* Exercise directions
Find every line with the word "kommun" and give their count, nothing else.

Figure dataset records:
— BEGIN —

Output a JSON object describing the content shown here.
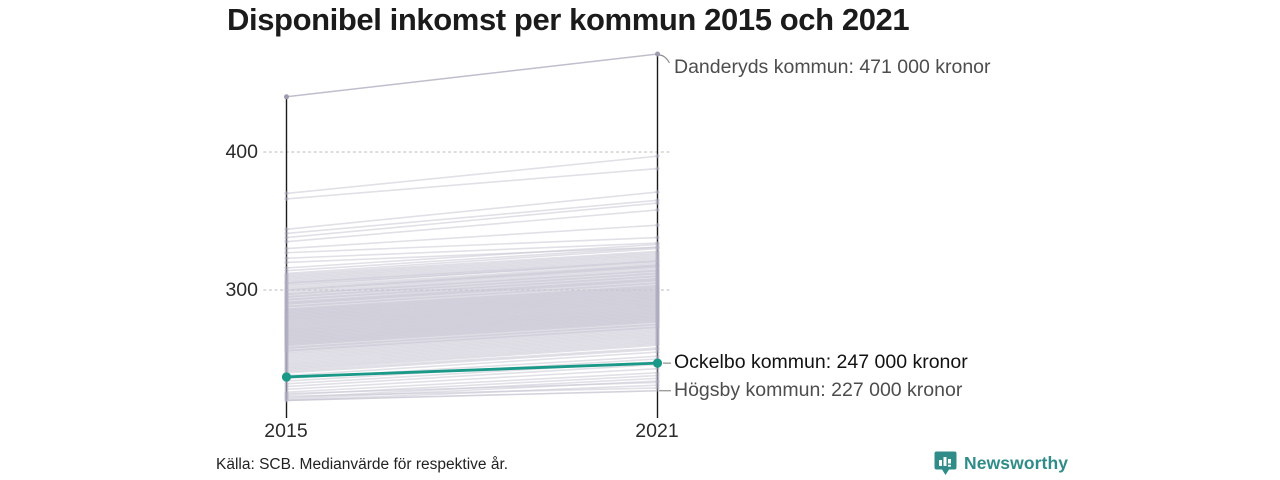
{
  "title": "Disponibel inkomst per kommun 2015 och 2021",
  "source": "Källa: SCB. Medianvärde för respektive år.",
  "brand": {
    "name": "Newsworthy"
  },
  "colors": {
    "accent": "#1a9988",
    "background_line": "#c9c7d4",
    "background_dot": "#aeacbf",
    "outlier_line": "#c0becd",
    "outlier_dot": "#9e9cb1",
    "axis": "#1a1a1a",
    "grid": "#d0d0d0",
    "connector": "#8f8f8f",
    "brand_teal": "#2f8c88"
  },
  "chart_data": {
    "type": "line",
    "subtype": "slopegraph",
    "title": "Disponibel inkomst per kommun 2015 och 2021",
    "x": [
      2015,
      2021
    ],
    "x_labels": [
      "2015",
      "2021"
    ],
    "y_ticks": [
      400,
      300
    ],
    "y_tick_labels": [
      "400",
      "300"
    ],
    "ylim": [
      215,
      475
    ],
    "unit_note": "tusental kronor (axis ticks), labels in kronor",
    "grid": "dotted horizontal at 300 and 400",
    "legend": "none",
    "annotations": [
      {
        "series": "Danderyds kommun",
        "label": "Danderyds kommun: 471 000 kronor",
        "values": [
          440,
          471
        ],
        "highlight": false
      },
      {
        "series": "Ockelbo kommun",
        "label": "Ockelbo kommun: 247 000 kronor",
        "values": [
          237,
          247
        ],
        "highlight": true
      },
      {
        "series": "Högsby kommun",
        "label": "Högsby kommun: 227 000 kronor",
        "values": [
          220,
          227
        ],
        "highlight": false
      }
    ],
    "background_lines": [
      [
        370,
        397
      ],
      [
        366,
        388
      ],
      [
        344,
        371
      ],
      [
        341,
        365
      ],
      [
        338,
        363
      ],
      [
        335,
        358
      ],
      [
        330,
        347
      ],
      [
        327,
        338
      ],
      [
        323,
        334
      ],
      [
        320,
        331
      ],
      [
        316,
        333
      ],
      [
        314,
        331
      ],
      [
        312,
        330
      ],
      [
        311,
        328
      ],
      [
        310,
        327
      ],
      [
        309,
        326
      ],
      [
        308,
        325
      ],
      [
        307,
        324
      ],
      [
        306,
        323
      ],
      [
        305,
        322
      ],
      [
        305,
        321
      ],
      [
        304,
        320
      ],
      [
        303,
        321
      ],
      [
        302,
        319
      ],
      [
        301,
        318
      ],
      [
        300,
        318
      ],
      [
        300,
        317
      ],
      [
        299,
        317
      ],
      [
        298,
        316
      ],
      [
        297,
        315
      ],
      [
        297,
        314
      ],
      [
        296,
        314
      ],
      [
        295,
        313
      ],
      [
        295,
        312
      ],
      [
        294,
        312
      ],
      [
        293,
        311
      ],
      [
        293,
        310
      ],
      [
        292,
        310
      ],
      [
        291,
        309
      ],
      [
        291,
        308
      ],
      [
        290,
        308
      ],
      [
        290,
        307
      ],
      [
        289,
        307
      ],
      [
        288,
        306
      ],
      [
        288,
        305
      ],
      [
        287,
        305
      ],
      [
        286,
        304
      ],
      [
        286,
        303
      ],
      [
        285,
        303
      ],
      [
        285,
        302
      ],
      [
        284,
        302
      ],
      [
        284,
        301
      ],
      [
        283,
        301
      ],
      [
        283,
        300
      ],
      [
        282,
        300
      ],
      [
        282,
        299
      ],
      [
        281,
        299
      ],
      [
        281,
        298
      ],
      [
        280,
        298
      ],
      [
        280,
        297
      ],
      [
        279,
        297
      ],
      [
        279,
        296
      ],
      [
        278,
        296
      ],
      [
        278,
        295
      ],
      [
        277,
        295
      ],
      [
        277,
        294
      ],
      [
        276,
        294
      ],
      [
        276,
        293
      ],
      [
        275,
        293
      ],
      [
        275,
        292
      ],
      [
        274,
        292
      ],
      [
        274,
        291
      ],
      [
        273,
        291
      ],
      [
        273,
        290
      ],
      [
        272,
        290
      ],
      [
        272,
        289
      ],
      [
        271,
        289
      ],
      [
        271,
        288
      ],
      [
        270,
        288
      ],
      [
        270,
        287
      ],
      [
        269,
        287
      ],
      [
        269,
        286
      ],
      [
        268,
        286
      ],
      [
        268,
        285
      ],
      [
        267,
        285
      ],
      [
        267,
        284
      ],
      [
        266,
        284
      ],
      [
        266,
        283
      ],
      [
        265,
        283
      ],
      [
        265,
        282
      ],
      [
        264,
        282
      ],
      [
        264,
        281
      ],
      [
        263,
        281
      ],
      [
        263,
        280
      ],
      [
        262,
        280
      ],
      [
        262,
        279
      ],
      [
        261,
        279
      ],
      [
        261,
        278
      ],
      [
        260,
        278
      ],
      [
        260,
        277
      ],
      [
        259,
        277
      ],
      [
        258,
        276
      ],
      [
        258,
        275
      ],
      [
        257,
        275
      ],
      [
        256,
        274
      ],
      [
        256,
        273
      ],
      [
        255,
        273
      ],
      [
        254,
        272
      ],
      [
        253,
        271
      ],
      [
        252,
        270
      ],
      [
        251,
        269
      ],
      [
        250,
        268
      ],
      [
        249,
        267
      ],
      [
        248,
        266
      ],
      [
        247,
        265
      ],
      [
        246,
        264
      ],
      [
        245,
        263
      ],
      [
        244,
        262
      ],
      [
        243,
        261
      ],
      [
        242,
        260
      ],
      [
        241,
        258
      ],
      [
        240,
        257
      ],
      [
        238,
        255
      ],
      [
        236,
        252
      ],
      [
        234,
        250
      ],
      [
        232,
        248
      ],
      [
        230,
        246
      ],
      [
        228,
        243
      ],
      [
        226,
        240
      ],
      [
        224,
        238
      ],
      [
        222,
        236
      ],
      [
        221,
        234
      ],
      [
        220,
        231
      ],
      [
        223,
        229
      ],
      [
        225,
        233
      ]
    ]
  }
}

— END —

* Answer to the exercise
8